The input:
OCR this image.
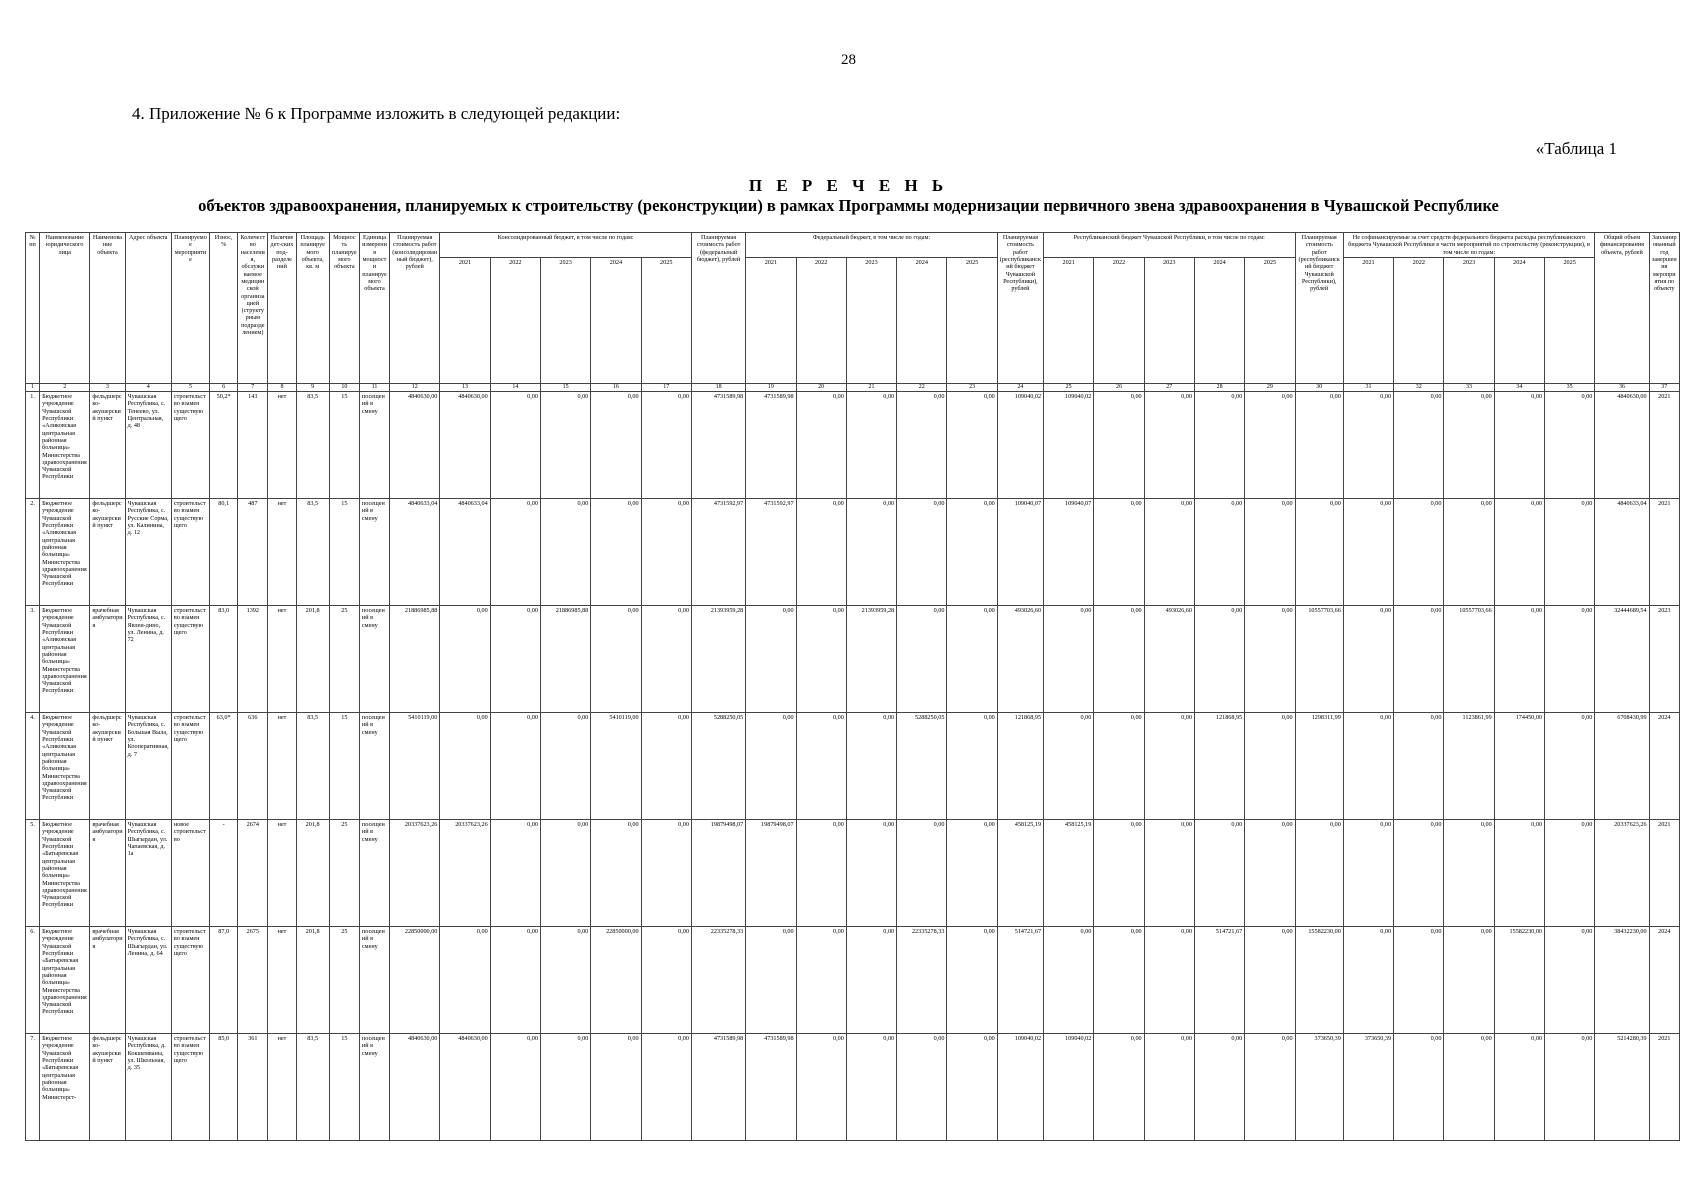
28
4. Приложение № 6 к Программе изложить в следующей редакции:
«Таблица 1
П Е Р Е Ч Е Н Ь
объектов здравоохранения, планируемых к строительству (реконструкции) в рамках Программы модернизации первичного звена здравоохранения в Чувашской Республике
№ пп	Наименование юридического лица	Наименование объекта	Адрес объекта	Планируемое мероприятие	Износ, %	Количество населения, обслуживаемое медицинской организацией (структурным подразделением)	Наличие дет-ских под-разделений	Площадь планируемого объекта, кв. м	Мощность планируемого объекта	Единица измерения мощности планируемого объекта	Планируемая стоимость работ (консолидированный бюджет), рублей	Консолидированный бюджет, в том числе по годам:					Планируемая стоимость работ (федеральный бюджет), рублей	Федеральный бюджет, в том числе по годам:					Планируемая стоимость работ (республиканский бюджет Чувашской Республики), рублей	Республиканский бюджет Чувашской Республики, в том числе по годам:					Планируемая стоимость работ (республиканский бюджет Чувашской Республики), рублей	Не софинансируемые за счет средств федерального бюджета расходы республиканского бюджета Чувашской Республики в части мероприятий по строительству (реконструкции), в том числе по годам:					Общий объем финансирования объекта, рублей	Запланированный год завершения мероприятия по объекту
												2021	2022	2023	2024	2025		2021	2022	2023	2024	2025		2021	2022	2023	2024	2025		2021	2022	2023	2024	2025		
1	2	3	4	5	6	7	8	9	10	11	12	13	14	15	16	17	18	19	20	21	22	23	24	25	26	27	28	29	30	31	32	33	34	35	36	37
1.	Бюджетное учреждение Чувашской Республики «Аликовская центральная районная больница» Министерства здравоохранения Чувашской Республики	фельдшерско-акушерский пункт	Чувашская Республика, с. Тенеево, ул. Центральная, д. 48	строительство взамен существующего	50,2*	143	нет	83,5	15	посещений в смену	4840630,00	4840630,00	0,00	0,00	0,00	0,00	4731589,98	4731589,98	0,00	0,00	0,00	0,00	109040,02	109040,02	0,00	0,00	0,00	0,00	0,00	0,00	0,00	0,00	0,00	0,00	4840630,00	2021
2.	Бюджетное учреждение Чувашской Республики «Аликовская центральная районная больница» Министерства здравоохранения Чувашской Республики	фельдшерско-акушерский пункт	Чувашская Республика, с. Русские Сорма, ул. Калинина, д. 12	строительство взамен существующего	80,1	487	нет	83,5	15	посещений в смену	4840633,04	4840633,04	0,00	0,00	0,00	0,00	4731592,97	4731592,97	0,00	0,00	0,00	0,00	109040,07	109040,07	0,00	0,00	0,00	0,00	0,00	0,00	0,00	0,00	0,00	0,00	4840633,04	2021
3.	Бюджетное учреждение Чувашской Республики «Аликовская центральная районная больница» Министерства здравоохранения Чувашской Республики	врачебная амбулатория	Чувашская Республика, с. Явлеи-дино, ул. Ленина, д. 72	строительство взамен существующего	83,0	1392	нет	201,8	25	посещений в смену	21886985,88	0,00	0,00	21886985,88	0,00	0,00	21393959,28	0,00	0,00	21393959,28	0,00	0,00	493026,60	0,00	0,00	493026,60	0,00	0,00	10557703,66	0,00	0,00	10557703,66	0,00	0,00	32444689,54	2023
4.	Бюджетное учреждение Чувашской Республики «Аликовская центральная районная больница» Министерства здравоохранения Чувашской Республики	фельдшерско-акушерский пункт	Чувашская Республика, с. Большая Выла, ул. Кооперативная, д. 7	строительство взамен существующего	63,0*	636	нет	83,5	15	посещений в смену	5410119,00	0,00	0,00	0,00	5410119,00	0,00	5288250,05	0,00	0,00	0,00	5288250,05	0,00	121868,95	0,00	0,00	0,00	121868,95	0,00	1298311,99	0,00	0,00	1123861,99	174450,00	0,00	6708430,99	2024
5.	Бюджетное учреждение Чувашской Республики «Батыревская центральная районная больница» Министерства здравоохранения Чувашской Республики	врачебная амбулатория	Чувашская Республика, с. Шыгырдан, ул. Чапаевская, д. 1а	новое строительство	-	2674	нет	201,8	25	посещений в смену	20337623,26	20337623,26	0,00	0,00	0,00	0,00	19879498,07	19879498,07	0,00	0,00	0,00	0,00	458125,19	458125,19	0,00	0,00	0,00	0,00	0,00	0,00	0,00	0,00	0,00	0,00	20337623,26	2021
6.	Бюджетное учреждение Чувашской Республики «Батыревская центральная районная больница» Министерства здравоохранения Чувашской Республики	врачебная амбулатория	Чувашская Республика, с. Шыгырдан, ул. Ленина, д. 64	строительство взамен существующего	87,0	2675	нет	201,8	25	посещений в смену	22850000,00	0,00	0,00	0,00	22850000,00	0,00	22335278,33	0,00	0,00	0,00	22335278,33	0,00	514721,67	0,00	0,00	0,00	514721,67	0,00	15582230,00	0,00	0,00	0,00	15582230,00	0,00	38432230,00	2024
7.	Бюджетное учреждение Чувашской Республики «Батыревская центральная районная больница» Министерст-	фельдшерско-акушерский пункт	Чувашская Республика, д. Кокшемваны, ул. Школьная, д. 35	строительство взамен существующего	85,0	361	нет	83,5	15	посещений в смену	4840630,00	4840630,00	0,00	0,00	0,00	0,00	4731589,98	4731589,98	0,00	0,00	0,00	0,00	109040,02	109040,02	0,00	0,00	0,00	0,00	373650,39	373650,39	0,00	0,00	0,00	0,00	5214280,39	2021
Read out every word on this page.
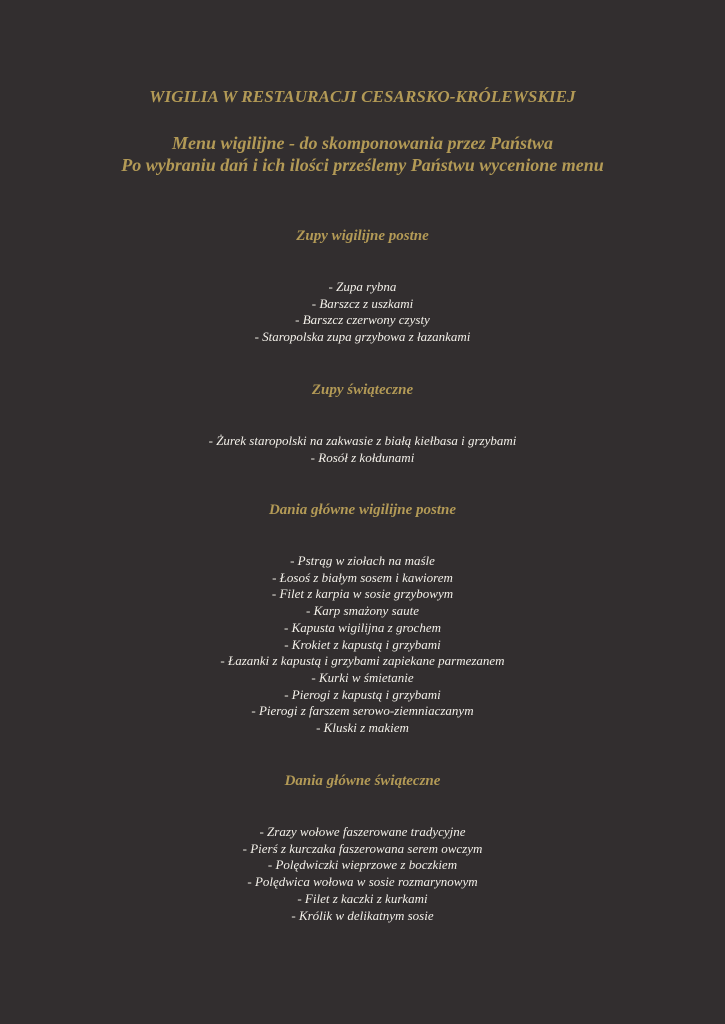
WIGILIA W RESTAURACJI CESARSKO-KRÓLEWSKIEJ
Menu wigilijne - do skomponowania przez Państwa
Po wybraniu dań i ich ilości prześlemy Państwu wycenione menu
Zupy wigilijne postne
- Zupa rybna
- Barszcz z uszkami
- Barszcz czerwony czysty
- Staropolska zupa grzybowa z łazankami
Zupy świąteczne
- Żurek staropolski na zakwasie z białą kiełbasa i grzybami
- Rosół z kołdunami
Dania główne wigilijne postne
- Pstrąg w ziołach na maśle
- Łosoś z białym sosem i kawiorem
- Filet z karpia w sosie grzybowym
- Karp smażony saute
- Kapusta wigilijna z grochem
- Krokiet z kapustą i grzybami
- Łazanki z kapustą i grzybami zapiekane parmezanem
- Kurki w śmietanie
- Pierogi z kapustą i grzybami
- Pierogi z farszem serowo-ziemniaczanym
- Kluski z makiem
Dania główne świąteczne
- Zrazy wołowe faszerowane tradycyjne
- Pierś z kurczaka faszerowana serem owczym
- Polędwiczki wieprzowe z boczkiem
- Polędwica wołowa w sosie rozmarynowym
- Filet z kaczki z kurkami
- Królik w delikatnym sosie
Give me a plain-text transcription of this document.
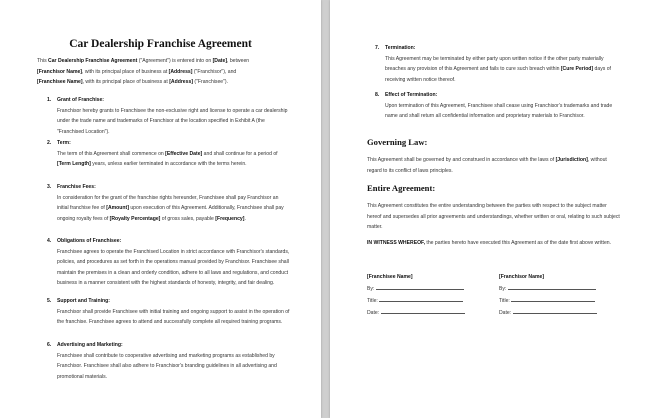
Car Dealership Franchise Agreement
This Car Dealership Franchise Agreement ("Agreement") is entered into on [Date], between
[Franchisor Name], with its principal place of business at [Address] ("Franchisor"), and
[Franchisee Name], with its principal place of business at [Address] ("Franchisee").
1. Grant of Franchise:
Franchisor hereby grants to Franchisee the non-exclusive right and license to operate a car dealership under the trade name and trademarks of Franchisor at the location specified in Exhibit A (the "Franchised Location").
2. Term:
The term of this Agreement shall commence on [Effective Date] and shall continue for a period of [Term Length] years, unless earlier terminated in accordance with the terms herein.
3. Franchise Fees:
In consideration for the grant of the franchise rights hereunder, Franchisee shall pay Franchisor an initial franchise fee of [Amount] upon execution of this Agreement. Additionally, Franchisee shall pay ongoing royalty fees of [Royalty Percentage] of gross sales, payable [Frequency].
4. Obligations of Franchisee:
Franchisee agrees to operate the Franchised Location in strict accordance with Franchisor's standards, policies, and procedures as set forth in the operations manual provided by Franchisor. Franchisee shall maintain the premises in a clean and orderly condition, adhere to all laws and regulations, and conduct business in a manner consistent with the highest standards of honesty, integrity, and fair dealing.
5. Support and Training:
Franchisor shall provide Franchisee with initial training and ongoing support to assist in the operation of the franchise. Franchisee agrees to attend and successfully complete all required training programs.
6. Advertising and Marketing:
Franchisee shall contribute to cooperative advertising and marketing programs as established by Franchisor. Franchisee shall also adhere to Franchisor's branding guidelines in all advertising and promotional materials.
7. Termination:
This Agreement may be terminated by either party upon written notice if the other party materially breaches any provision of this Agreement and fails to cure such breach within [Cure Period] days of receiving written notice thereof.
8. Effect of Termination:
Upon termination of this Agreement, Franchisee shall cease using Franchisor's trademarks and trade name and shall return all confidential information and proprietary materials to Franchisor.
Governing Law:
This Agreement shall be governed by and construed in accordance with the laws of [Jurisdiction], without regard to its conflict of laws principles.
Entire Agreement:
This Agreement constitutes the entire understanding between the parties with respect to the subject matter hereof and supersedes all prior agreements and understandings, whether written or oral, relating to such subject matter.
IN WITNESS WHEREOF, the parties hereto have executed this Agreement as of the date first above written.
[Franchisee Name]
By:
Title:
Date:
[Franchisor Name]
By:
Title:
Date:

The problem: Every line that holds the string "Filet" should be returned.

Complete output:
- Filet z karpia w sosie grzybowym
- Filet z kaczki z kurkami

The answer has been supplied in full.